**Dataset rows**:
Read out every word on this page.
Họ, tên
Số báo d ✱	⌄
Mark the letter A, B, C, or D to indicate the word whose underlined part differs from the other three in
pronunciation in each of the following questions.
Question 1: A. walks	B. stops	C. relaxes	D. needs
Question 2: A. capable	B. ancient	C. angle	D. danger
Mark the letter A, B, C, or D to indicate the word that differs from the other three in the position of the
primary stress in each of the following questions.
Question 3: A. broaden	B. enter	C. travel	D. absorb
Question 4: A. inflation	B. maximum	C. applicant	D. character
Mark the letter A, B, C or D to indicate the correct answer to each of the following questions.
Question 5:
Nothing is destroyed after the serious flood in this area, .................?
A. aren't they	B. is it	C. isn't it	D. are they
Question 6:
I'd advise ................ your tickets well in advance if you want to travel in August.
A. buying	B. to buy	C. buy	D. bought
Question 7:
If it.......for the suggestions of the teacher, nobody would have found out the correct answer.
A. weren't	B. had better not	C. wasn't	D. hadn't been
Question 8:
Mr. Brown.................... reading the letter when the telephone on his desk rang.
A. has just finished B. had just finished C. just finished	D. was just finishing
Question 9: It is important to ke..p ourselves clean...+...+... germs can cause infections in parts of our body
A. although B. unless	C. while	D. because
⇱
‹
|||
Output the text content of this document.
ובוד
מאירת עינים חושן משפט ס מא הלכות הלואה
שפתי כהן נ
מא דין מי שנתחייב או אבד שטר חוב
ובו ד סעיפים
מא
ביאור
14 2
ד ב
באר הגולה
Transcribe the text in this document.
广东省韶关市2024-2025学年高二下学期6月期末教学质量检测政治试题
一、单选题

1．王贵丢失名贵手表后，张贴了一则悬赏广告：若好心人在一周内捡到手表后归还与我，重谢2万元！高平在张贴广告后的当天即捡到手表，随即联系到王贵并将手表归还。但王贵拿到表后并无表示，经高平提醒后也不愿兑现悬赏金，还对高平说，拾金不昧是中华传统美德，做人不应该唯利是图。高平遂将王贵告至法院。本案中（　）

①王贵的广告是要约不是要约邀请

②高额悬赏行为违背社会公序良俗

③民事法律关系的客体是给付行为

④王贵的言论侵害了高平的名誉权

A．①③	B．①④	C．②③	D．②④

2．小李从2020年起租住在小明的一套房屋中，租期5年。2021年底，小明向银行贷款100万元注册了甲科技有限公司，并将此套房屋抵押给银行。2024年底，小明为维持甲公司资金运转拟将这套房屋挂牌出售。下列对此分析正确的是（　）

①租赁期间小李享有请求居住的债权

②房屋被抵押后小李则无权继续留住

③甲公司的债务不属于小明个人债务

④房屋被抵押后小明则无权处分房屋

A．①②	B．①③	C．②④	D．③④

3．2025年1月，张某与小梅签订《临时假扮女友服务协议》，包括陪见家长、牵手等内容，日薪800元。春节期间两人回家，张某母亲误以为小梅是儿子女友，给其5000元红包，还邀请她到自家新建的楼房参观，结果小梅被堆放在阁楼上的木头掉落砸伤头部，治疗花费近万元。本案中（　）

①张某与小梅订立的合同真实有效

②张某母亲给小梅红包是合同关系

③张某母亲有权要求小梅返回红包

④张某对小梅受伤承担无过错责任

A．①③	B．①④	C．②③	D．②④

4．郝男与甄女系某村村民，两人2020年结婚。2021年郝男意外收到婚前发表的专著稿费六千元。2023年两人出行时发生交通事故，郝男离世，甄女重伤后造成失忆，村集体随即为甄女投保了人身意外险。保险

**What you need to do**: Please return the data above exactly as given.

**Written answer**:
Read out every word on this page.
Họ, tên
Số báo d ✱	⌄
Mark the letter A, B, C, or D to indicate the word whose underlined part differs from the other three in
pronunciation in each of the following questions.
Question 1: A. walks	B. stops	C. relaxes	D. needs
Question 2: A. capable	B. ancient	C. angle	D. danger
Mark the letter A, B, C, or D to indicate the word that differs from the other three in the position of the
primary stress in each of the following questions.
Question 3: A. broaden	B. enter	C. travel	D. absorb
Question 4: A. inflation	B. maximum	C. applicant	D. character
Mark the letter A, B, C or D to indicate the correct answer to each of the following questions.
Question 5:
Nothing is destroyed after the serious flood in this area, .................?
A. aren't they	B. is it	C. isn't it	D. are they
Question 6:
I'd advise ................ your tickets well in advance if you want to travel in August.
A. buying	B. to buy	C. buy	D. bought
Question 7:
If it.......for the suggestions of the teacher, nobody would have found out the correct answer.
A. weren't	B. had better not	C. wasn't	D. hadn't been
Question 8:
Mr. Brown.................... reading the letter when the telephone on his desk rang.
A. has just finished B. had just finished C. just finished	D. was just finishing
Question 9: It is important to ke..p ourselves clean...+...+... germs can cause infections in parts of our body
A. although B. unless	C. while	D. because
⇱
‹
|||
Output the text content of this document.
ובוד
מאירת עינים חושן משפט ס מא הלכות הלואה
שפתי כהן נ
מא דין מי שנתחייב או אבד שטר חוב
ובו ד סעיפים
מא
ביאור
14 2
ד ב
באר הגולה
Transcribe the text in this document.
广东省韶关市2024-2025学年高二下学期6月期末教学质量检测政治试题
一、单选题

1．王贵丢失名贵手表后，张贴了一则悬赏广告：若好心人在一周内捡到手表后归还与我，重谢2万元！高平在张贴广告后的当天即捡到手表，随即联系到王贵并将手表归还。但王贵拿到表后并无表示，经高平提醒后也不愿兑现悬赏金，还对高平说，拾金不昧是中华传统美德，做人不应该唯利是图。高平遂将王贵告至法院。本案中（　）

①王贵的广告是要约不是要约邀请

②高额悬赏行为违背社会公序良俗

③民事法律关系的客体是给付行为

④王贵的言论侵害了高平的名誉权

A．①③	B．①④	C．②③	D．②④

2．小李从2020年起租住在小明的一套房屋中，租期5年。2021年底，小明向银行贷款100万元注册了甲科技有限公司，并将此套房屋抵押给银行。2024年底，小明为维持甲公司资金运转拟将这套房屋挂牌出售。下列对此分析正确的是（　）

①租赁期间小李享有请求居住的债权

②房屋被抵押后小李则无权继续留住

③甲公司的债务不属于小明个人债务

④房屋被抵押后小明则无权处分房屋

A．①②	B．①③	C．②④	D．③④

3．2025年1月，张某与小梅签订《临时假扮女友服务协议》，包括陪见家长、牵手等内容，日薪800元。春节期间两人回家，张某母亲误以为小梅是儿子女友，给其5000元红包，还邀请她到自家新建的楼房参观，结果小梅被堆放在阁楼上的木头掉落砸伤头部，治疗花费近万元。本案中（　）

①张某与小梅订立的合同真实有效

②张某母亲给小梅红包是合同关系

③张某母亲有权要求小梅返回红包

④张某对小梅受伤承担无过错责任

A．①③	B．①④	C．②③	D．②④

4．郝男与甄女系某村村民，两人2020年结婚。2021年郝男意外收到婚前发表的专著稿费六千元。2023年两人出行时发生交通事故，郝男离世，甄女重伤后造成失忆，村集体随即为甄女投保了人身意外险。保险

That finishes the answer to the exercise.